— start of SUPPLIED RECORDS —

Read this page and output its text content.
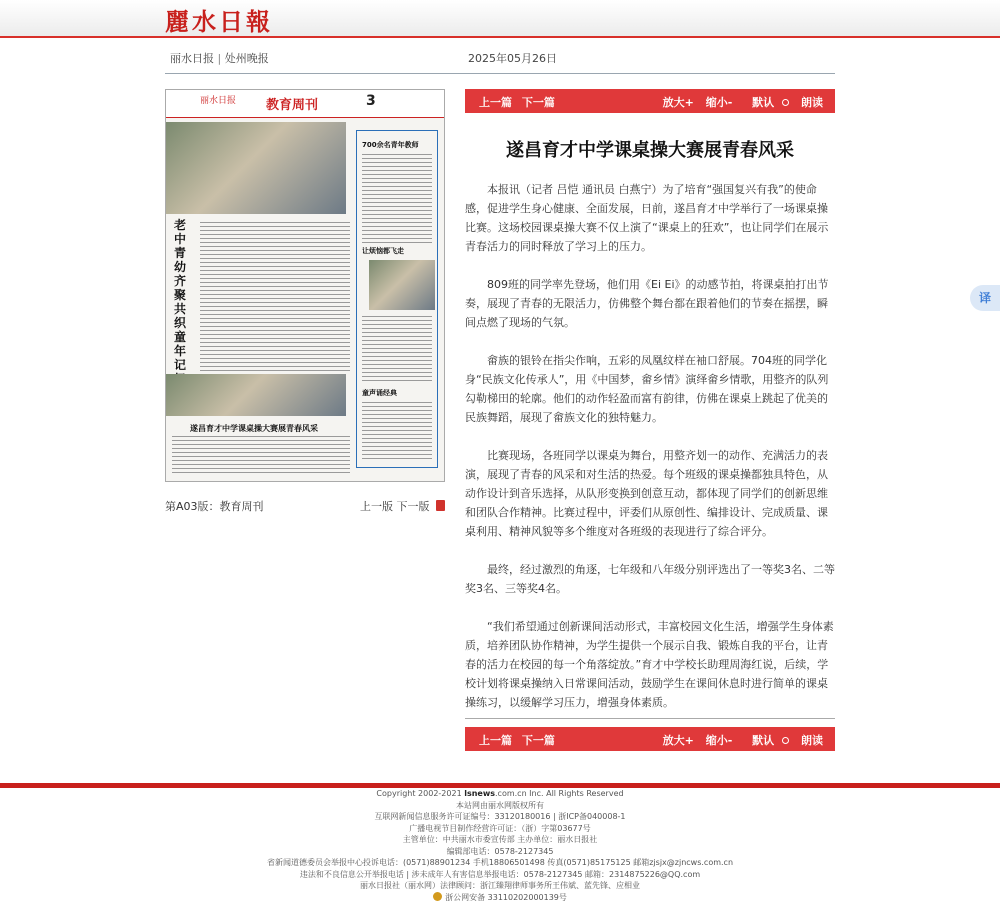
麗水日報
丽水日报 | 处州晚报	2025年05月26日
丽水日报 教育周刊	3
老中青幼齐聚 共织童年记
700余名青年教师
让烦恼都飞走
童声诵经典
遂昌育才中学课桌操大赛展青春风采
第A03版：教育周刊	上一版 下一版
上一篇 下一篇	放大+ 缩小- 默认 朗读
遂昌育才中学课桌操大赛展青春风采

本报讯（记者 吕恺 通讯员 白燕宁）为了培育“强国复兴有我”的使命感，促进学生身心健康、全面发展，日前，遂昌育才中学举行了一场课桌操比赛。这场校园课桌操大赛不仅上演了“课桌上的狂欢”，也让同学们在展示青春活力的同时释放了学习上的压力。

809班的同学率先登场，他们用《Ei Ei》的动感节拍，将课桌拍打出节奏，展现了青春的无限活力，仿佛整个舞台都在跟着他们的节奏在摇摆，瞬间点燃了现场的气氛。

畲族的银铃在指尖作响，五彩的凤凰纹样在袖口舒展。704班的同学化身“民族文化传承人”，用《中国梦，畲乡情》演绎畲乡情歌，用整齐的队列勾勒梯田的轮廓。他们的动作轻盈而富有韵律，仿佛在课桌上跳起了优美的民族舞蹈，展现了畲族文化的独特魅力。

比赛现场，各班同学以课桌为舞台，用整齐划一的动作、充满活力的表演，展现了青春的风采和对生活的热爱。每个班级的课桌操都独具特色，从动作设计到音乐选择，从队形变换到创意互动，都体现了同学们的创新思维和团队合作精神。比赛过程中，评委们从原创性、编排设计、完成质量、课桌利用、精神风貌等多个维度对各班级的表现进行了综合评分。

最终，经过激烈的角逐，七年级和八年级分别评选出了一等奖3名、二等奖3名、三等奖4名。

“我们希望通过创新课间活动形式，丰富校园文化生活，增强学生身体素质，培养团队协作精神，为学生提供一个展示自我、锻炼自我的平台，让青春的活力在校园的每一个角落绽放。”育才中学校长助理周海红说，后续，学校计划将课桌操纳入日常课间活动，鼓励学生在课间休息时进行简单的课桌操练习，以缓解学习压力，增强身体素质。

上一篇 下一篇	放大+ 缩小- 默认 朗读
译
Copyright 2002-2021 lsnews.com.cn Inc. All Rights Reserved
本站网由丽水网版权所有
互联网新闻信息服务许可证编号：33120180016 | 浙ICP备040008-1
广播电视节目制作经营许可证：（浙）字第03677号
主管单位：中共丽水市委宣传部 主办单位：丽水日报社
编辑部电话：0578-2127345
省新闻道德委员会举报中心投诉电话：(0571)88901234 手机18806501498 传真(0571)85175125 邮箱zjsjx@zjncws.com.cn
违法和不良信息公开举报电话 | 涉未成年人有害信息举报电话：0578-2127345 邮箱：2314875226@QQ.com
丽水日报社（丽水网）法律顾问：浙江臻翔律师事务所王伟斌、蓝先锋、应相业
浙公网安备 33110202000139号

— end of SUPPLIED RECORDS —
— start of SUPPLIED RECORDS —

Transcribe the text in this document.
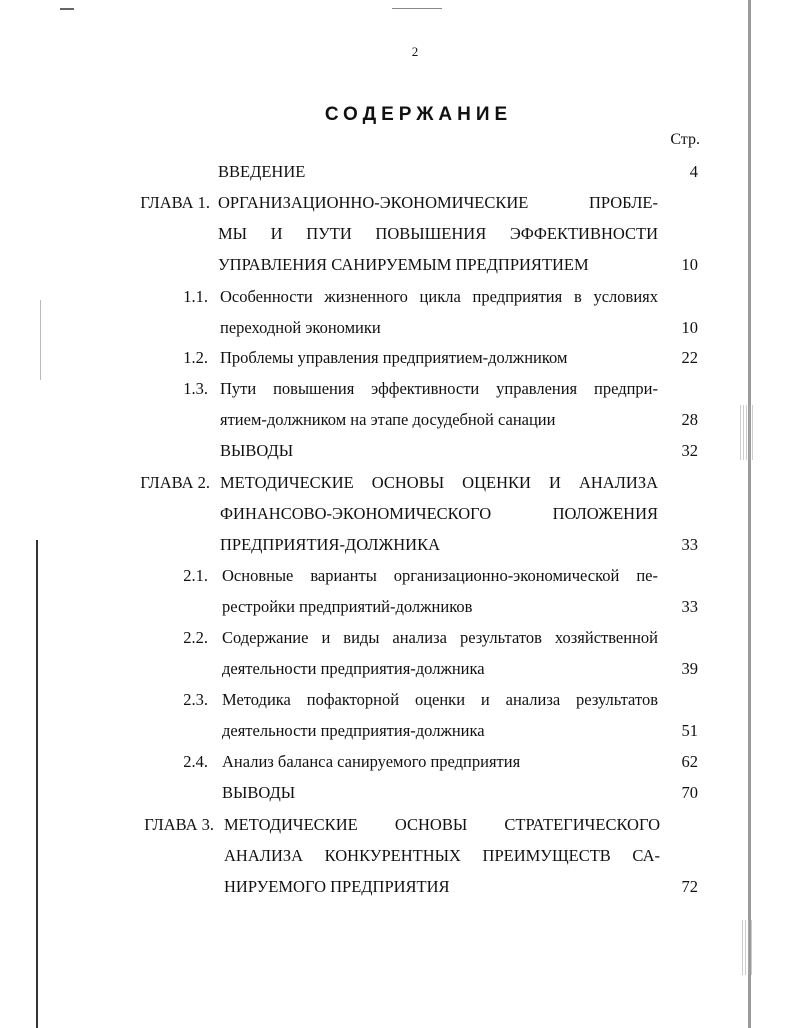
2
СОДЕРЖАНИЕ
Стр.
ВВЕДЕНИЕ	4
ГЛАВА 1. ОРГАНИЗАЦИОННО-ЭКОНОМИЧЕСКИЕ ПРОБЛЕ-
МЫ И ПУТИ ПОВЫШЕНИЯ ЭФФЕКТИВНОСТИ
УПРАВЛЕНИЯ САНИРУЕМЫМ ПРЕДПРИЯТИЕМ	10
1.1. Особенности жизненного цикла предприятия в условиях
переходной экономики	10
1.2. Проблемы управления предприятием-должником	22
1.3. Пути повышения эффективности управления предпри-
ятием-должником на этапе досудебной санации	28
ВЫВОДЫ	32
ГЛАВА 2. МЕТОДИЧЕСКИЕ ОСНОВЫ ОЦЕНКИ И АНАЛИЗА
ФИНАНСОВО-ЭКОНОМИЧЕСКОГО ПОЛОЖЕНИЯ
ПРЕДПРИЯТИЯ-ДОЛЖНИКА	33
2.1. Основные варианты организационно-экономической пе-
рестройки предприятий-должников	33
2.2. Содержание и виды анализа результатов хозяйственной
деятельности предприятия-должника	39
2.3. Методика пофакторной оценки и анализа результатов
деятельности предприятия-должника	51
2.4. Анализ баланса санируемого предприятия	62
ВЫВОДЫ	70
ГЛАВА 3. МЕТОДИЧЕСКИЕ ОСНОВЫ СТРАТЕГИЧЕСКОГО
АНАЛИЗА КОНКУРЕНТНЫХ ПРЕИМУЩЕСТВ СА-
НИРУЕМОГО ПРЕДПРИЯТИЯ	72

— end of SUPPLIED RECORDS —

OBJECTIVE:
Locate the lines above that hold the word "деятельности". Show every one of them.

SOLVED EXERCISE:
деятельности предприятия-должника	39
деятельности предприятия-должника	51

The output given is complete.